- GIVEN RECORDS -
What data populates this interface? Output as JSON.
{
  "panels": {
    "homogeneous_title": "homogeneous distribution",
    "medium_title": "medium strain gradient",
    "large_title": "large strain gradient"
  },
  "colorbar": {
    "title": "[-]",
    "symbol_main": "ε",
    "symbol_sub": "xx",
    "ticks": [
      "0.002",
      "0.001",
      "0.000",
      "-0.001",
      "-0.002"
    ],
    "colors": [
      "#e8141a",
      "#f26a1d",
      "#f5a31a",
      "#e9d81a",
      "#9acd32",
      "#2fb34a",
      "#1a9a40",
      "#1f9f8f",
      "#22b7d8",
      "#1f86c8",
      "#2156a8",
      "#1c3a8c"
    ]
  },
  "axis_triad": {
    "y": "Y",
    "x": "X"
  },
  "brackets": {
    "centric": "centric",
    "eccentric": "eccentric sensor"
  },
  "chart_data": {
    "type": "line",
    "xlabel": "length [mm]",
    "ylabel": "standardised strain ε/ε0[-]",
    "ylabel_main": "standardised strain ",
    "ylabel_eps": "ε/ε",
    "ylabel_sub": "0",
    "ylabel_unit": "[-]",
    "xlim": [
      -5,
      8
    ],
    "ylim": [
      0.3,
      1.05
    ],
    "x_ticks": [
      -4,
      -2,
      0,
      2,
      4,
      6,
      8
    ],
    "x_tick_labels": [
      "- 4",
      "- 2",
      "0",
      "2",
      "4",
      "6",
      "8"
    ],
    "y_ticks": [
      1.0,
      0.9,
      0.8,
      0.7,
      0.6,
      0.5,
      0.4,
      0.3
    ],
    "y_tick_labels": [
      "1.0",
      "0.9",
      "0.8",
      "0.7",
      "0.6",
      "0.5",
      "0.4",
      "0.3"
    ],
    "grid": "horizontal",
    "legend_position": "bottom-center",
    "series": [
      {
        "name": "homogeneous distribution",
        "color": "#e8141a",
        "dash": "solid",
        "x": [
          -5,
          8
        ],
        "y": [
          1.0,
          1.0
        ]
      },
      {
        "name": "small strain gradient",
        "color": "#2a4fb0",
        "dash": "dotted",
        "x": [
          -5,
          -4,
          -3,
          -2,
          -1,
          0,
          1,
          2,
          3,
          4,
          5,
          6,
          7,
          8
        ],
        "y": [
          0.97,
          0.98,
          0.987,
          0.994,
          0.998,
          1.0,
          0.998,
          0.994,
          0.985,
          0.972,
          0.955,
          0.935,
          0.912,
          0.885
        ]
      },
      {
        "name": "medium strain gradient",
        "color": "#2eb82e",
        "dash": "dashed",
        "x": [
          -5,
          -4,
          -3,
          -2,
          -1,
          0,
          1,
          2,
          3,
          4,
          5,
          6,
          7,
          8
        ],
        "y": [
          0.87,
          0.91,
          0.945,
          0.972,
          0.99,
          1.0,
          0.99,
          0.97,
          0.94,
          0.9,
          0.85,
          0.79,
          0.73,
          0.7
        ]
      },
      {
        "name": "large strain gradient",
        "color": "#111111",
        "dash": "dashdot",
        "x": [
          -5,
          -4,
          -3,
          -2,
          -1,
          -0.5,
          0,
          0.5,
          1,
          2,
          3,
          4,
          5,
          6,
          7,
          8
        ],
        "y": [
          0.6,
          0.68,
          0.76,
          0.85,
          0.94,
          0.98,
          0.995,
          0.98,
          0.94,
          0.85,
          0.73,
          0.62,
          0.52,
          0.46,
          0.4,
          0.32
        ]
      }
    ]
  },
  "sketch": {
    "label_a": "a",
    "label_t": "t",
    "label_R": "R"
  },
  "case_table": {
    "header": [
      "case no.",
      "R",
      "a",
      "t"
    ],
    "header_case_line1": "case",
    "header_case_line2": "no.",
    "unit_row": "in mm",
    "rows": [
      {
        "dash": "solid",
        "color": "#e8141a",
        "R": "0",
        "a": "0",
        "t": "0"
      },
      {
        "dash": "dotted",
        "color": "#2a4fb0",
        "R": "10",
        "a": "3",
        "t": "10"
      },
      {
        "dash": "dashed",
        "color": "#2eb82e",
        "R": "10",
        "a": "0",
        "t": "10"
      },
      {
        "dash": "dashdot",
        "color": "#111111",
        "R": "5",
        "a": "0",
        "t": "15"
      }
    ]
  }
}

- WRITTEN PROBLEM -
Using the data above, copy each line that contains "distribution".

- TASK RESPONSE -
    "homogeneous_title": "homogeneous distribution",
        "name": "homogeneous distribution",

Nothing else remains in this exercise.